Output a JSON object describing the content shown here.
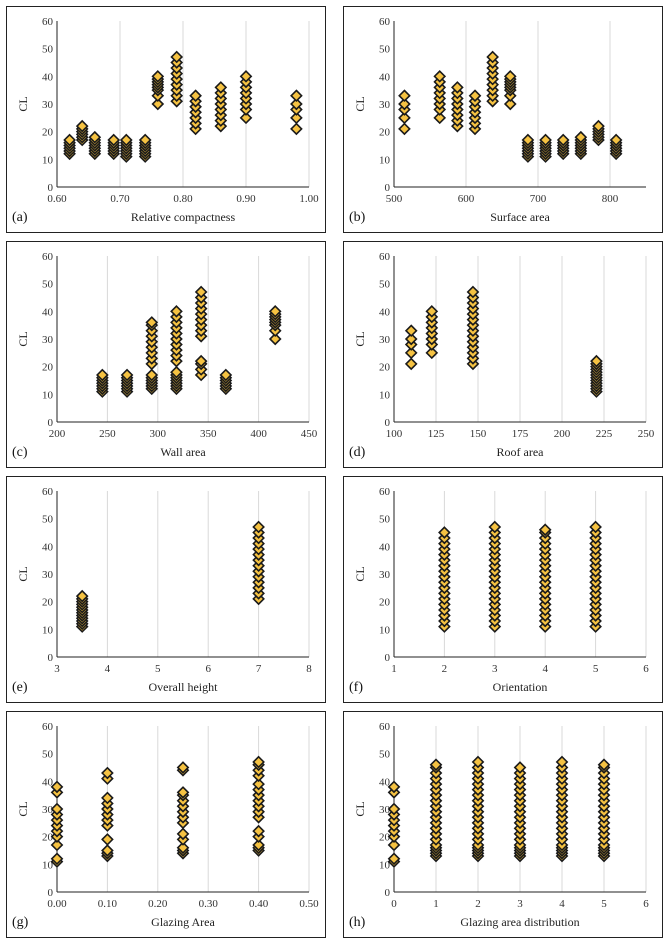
{
  "colors": {
    "marker_fill": "#f5c242",
    "marker_stroke": "#1a1a1a",
    "grid": "#d9d9d9",
    "axis": "#222222"
  },
  "chart_data": [
    {
      "type": "scatter",
      "panel": "(a)",
      "title": "",
      "xlabel": "Relative compactness",
      "ylabel": "CL",
      "xlim": [
        0.6,
        1.0
      ],
      "ylim": [
        0,
        60
      ],
      "xticks": [
        0.6,
        0.7,
        0.8,
        0.9,
        1.0
      ],
      "xtick_labels": [
        "0.60",
        "0.70",
        "0.80",
        "0.90",
        "1.00"
      ],
      "yticks": [
        0,
        10,
        20,
        30,
        40,
        50,
        60
      ],
      "ytick_labels": [
        "0",
        "10",
        "20",
        "30",
        "40",
        "50",
        "60"
      ],
      "points": [
        {
          "x": 0.62,
          "y": [
            12,
            13,
            14,
            15,
            16,
            17
          ]
        },
        {
          "x": 0.64,
          "y": [
            17,
            18,
            19,
            20,
            21,
            22
          ]
        },
        {
          "x": 0.66,
          "y": [
            12,
            13,
            14,
            15,
            16,
            17,
            18
          ]
        },
        {
          "x": 0.69,
          "y": [
            12,
            13,
            14,
            15,
            16,
            17
          ]
        },
        {
          "x": 0.71,
          "y": [
            11,
            12,
            13,
            14,
            15,
            16,
            17
          ]
        },
        {
          "x": 0.74,
          "y": [
            11,
            12,
            13,
            14,
            15,
            16,
            17
          ]
        },
        {
          "x": 0.76,
          "y": [
            30,
            33,
            35,
            36,
            37,
            38,
            39,
            40
          ]
        },
        {
          "x": 0.79,
          "y": [
            31,
            33,
            35,
            37,
            39,
            41,
            43,
            45,
            47
          ]
        },
        {
          "x": 0.82,
          "y": [
            21,
            23,
            25,
            27,
            29,
            31,
            33
          ]
        },
        {
          "x": 0.86,
          "y": [
            22,
            24,
            26,
            28,
            30,
            32,
            34,
            36
          ]
        },
        {
          "x": 0.9,
          "y": [
            25,
            28,
            30,
            32,
            34,
            36,
            38,
            40
          ]
        },
        {
          "x": 0.98,
          "y": [
            21,
            25,
            28,
            30,
            33
          ]
        }
      ]
    },
    {
      "type": "scatter",
      "panel": "(b)",
      "title": "",
      "xlabel": "Surface area",
      "ylabel": "CL",
      "xlim": [
        500,
        850
      ],
      "ylim": [
        0,
        60
      ],
      "xticks": [
        500,
        600,
        700,
        800
      ],
      "xtick_labels": [
        "500",
        "600",
        "700",
        "800"
      ],
      "yticks": [
        0,
        10,
        20,
        30,
        40,
        50,
        60
      ],
      "ytick_labels": [
        "0",
        "10",
        "20",
        "30",
        "40",
        "50",
        "60"
      ],
      "points": [
        {
          "x": 514.5,
          "y": [
            21,
            25,
            28,
            30,
            33
          ]
        },
        {
          "x": 563.5,
          "y": [
            25,
            28,
            30,
            32,
            34,
            36,
            38,
            40
          ]
        },
        {
          "x": 588,
          "y": [
            22,
            24,
            26,
            28,
            30,
            32,
            34,
            36
          ]
        },
        {
          "x": 612.5,
          "y": [
            21,
            23,
            25,
            27,
            29,
            31,
            33
          ]
        },
        {
          "x": 637,
          "y": [
            31,
            33,
            35,
            37,
            39,
            41,
            43,
            45,
            47
          ]
        },
        {
          "x": 661.5,
          "y": [
            30,
            33,
            35,
            36,
            37,
            38,
            39,
            40
          ]
        },
        {
          "x": 686,
          "y": [
            11,
            12,
            13,
            14,
            15,
            16,
            17
          ]
        },
        {
          "x": 710.5,
          "y": [
            11,
            12,
            13,
            14,
            15,
            16,
            17
          ]
        },
        {
          "x": 735,
          "y": [
            12,
            13,
            14,
            15,
            16,
            17
          ]
        },
        {
          "x": 759.5,
          "y": [
            12,
            13,
            14,
            15,
            16,
            17,
            18
          ]
        },
        {
          "x": 784,
          "y": [
            17,
            18,
            19,
            20,
            21,
            22
          ]
        },
        {
          "x": 808.5,
          "y": [
            12,
            13,
            14,
            15,
            16,
            17
          ]
        }
      ]
    },
    {
      "type": "scatter",
      "panel": "(c)",
      "title": "",
      "xlabel": "Wall area",
      "ylabel": "CL",
      "xlim": [
        200,
        450
      ],
      "ylim": [
        0,
        60
      ],
      "xticks": [
        200,
        250,
        300,
        350,
        400,
        450
      ],
      "xtick_labels": [
        "200",
        "250",
        "300",
        "350",
        "400",
        "450"
      ],
      "yticks": [
        0,
        10,
        20,
        30,
        40,
        50,
        60
      ],
      "ytick_labels": [
        "0",
        "10",
        "20",
        "30",
        "40",
        "50",
        "60"
      ],
      "points": [
        {
          "x": 245,
          "y": [
            11,
            12,
            13,
            14,
            15,
            16,
            17
          ]
        },
        {
          "x": 269.5,
          "y": [
            11,
            12,
            13,
            14,
            15,
            16,
            17
          ]
        },
        {
          "x": 294,
          "y": [
            12,
            13,
            14,
            15,
            16,
            17,
            21,
            23,
            25,
            27,
            29,
            31,
            33,
            35,
            36
          ]
        },
        {
          "x": 318.5,
          "y": [
            12,
            13,
            14,
            15,
            16,
            17,
            18,
            22,
            24,
            26,
            28,
            30,
            32,
            34,
            36,
            38,
            40
          ]
        },
        {
          "x": 343,
          "y": [
            17,
            19,
            21,
            22,
            31,
            33,
            35,
            37,
            39,
            41,
            43,
            45,
            47
          ]
        },
        {
          "x": 367.5,
          "y": [
            12,
            13,
            14,
            15,
            16,
            17
          ]
        },
        {
          "x": 416.5,
          "y": [
            30,
            33,
            35,
            36,
            37,
            38,
            39,
            40
          ]
        }
      ]
    },
    {
      "type": "scatter",
      "panel": "(d)",
      "title": "",
      "xlabel": "Roof area",
      "ylabel": "CL",
      "xlim": [
        100,
        250
      ],
      "ylim": [
        0,
        60
      ],
      "xticks": [
        100,
        125,
        150,
        175,
        200,
        225,
        250
      ],
      "xtick_labels": [
        "100",
        "125",
        "150",
        "175",
        "200",
        "225",
        "250"
      ],
      "yticks": [
        0,
        10,
        20,
        30,
        40,
        50,
        60
      ],
      "ytick_labels": [
        "0",
        "10",
        "20",
        "30",
        "40",
        "50",
        "60"
      ],
      "points": [
        {
          "x": 110.25,
          "y": [
            21,
            25,
            28,
            30,
            33
          ]
        },
        {
          "x": 122.5,
          "y": [
            25,
            28,
            30,
            32,
            34,
            36,
            38,
            40
          ]
        },
        {
          "x": 147,
          "y": [
            21,
            23,
            25,
            27,
            29,
            31,
            33,
            35,
            37,
            39,
            41,
            43,
            45,
            47
          ]
        },
        {
          "x": 220.5,
          "y": [
            11,
            12,
            13,
            14,
            15,
            16,
            17,
            18,
            19,
            20,
            21,
            22
          ]
        }
      ]
    },
    {
      "type": "scatter",
      "panel": "(e)",
      "title": "",
      "xlabel": "Overall height",
      "ylabel": "CL",
      "xlim": [
        3,
        8
      ],
      "ylim": [
        0,
        60
      ],
      "xticks": [
        3,
        4,
        5,
        6,
        7,
        8
      ],
      "xtick_labels": [
        "3",
        "4",
        "5",
        "6",
        "7",
        "8"
      ],
      "yticks": [
        0,
        10,
        20,
        30,
        40,
        50,
        60
      ],
      "ytick_labels": [
        "0",
        "10",
        "20",
        "30",
        "40",
        "50",
        "60"
      ],
      "points": [
        {
          "x": 3.5,
          "y": [
            11,
            12,
            13,
            14,
            15,
            16,
            17,
            18,
            19,
            20,
            21,
            22
          ]
        },
        {
          "x": 7,
          "y": [
            21,
            23,
            25,
            27,
            29,
            31,
            33,
            35,
            37,
            39,
            41,
            43,
            45,
            47
          ]
        }
      ]
    },
    {
      "type": "scatter",
      "panel": "(f)",
      "title": "",
      "xlabel": "Orientation",
      "ylabel": "CL",
      "xlim": [
        1,
        6
      ],
      "ylim": [
        0,
        60
      ],
      "xticks": [
        1,
        2,
        3,
        4,
        5,
        6
      ],
      "xtick_labels": [
        "1",
        "2",
        "3",
        "4",
        "5",
        "6"
      ],
      "yticks": [
        0,
        10,
        20,
        30,
        40,
        50,
        60
      ],
      "ytick_labels": [
        "0",
        "10",
        "20",
        "30",
        "40",
        "50",
        "60"
      ],
      "points": [
        {
          "x": 2,
          "y": [
            11,
            13,
            15,
            17,
            19,
            21,
            23,
            25,
            27,
            29,
            31,
            33,
            35,
            37,
            39,
            41,
            43,
            45
          ]
        },
        {
          "x": 3,
          "y": [
            11,
            13,
            15,
            17,
            19,
            21,
            23,
            25,
            27,
            29,
            31,
            33,
            35,
            37,
            39,
            41,
            43,
            45,
            47
          ]
        },
        {
          "x": 4,
          "y": [
            11,
            13,
            15,
            17,
            19,
            21,
            23,
            25,
            27,
            29,
            31,
            33,
            35,
            37,
            39,
            41,
            43,
            45,
            46
          ]
        },
        {
          "x": 5,
          "y": [
            11,
            13,
            15,
            17,
            19,
            21,
            23,
            25,
            27,
            29,
            31,
            33,
            35,
            37,
            39,
            41,
            43,
            45,
            47
          ]
        }
      ]
    },
    {
      "type": "scatter",
      "panel": "(g)",
      "title": "",
      "xlabel": "Glazing Area",
      "ylabel": "CL",
      "xlim": [
        0,
        0.5
      ],
      "ylim": [
        0,
        60
      ],
      "xticks": [
        0,
        0.1,
        0.2,
        0.3,
        0.4,
        0.5
      ],
      "xtick_labels": [
        "0.00",
        "0.10",
        "0.20",
        "0.30",
        "0.40",
        "0.50"
      ],
      "yticks": [
        0,
        10,
        20,
        30,
        40,
        50,
        60
      ],
      "ytick_labels": [
        "0",
        "10",
        "20",
        "30",
        "40",
        "50",
        "60"
      ],
      "points": [
        {
          "x": 0,
          "y": [
            11,
            12,
            17,
            20,
            22,
            24,
            26,
            28,
            30,
            36,
            38
          ]
        },
        {
          "x": 0.1,
          "y": [
            13,
            14,
            15,
            19,
            24,
            26,
            28,
            30,
            32,
            34,
            41,
            43
          ]
        },
        {
          "x": 0.25,
          "y": [
            14,
            15,
            16,
            19,
            21,
            25,
            27,
            29,
            31,
            33,
            35,
            36,
            44,
            45
          ]
        },
        {
          "x": 0.4,
          "y": [
            15,
            16,
            17,
            20,
            22,
            27,
            29,
            31,
            33,
            35,
            37,
            39,
            42,
            44,
            46,
            47
          ]
        }
      ]
    },
    {
      "type": "scatter",
      "panel": "(h)",
      "title": "",
      "xlabel": "Glazing area distribution",
      "ylabel": "CL",
      "xlim": [
        0,
        6
      ],
      "ylim": [
        0,
        60
      ],
      "xticks": [
        0,
        1,
        2,
        3,
        4,
        5,
        6
      ],
      "xtick_labels": [
        "0",
        "1",
        "2",
        "3",
        "4",
        "5",
        "6"
      ],
      "yticks": [
        0,
        10,
        20,
        30,
        40,
        50,
        60
      ],
      "ytick_labels": [
        "0",
        "10",
        "20",
        "30",
        "40",
        "50",
        "60"
      ],
      "points": [
        {
          "x": 0,
          "y": [
            11,
            12,
            17,
            20,
            22,
            24,
            26,
            28,
            30,
            36,
            38
          ]
        },
        {
          "x": 1,
          "y": [
            13,
            14,
            15,
            16,
            17,
            19,
            21,
            23,
            25,
            27,
            29,
            31,
            33,
            35,
            37,
            39,
            41,
            43,
            45,
            46
          ]
        },
        {
          "x": 2,
          "y": [
            13,
            14,
            15,
            16,
            17,
            19,
            21,
            23,
            25,
            27,
            29,
            31,
            33,
            35,
            37,
            39,
            41,
            43,
            45,
            47
          ]
        },
        {
          "x": 3,
          "y": [
            13,
            14,
            15,
            16,
            17,
            19,
            21,
            23,
            25,
            27,
            29,
            31,
            33,
            35,
            37,
            39,
            41,
            43,
            45
          ]
        },
        {
          "x": 4,
          "y": [
            13,
            14,
            15,
            16,
            17,
            19,
            21,
            23,
            25,
            27,
            29,
            31,
            33,
            35,
            37,
            39,
            41,
            43,
            45,
            47
          ]
        },
        {
          "x": 5,
          "y": [
            13,
            14,
            15,
            16,
            17,
            19,
            21,
            23,
            25,
            27,
            29,
            31,
            33,
            35,
            37,
            39,
            41,
            43,
            45,
            46
          ]
        }
      ]
    }
  ]
}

#### What you need to do
Gather from the entries above all lines that include the string "Glazing".

#### Answer for this exercise
      "xlabel": "Glazing Area",
      "xlabel": "Glazing area distribution",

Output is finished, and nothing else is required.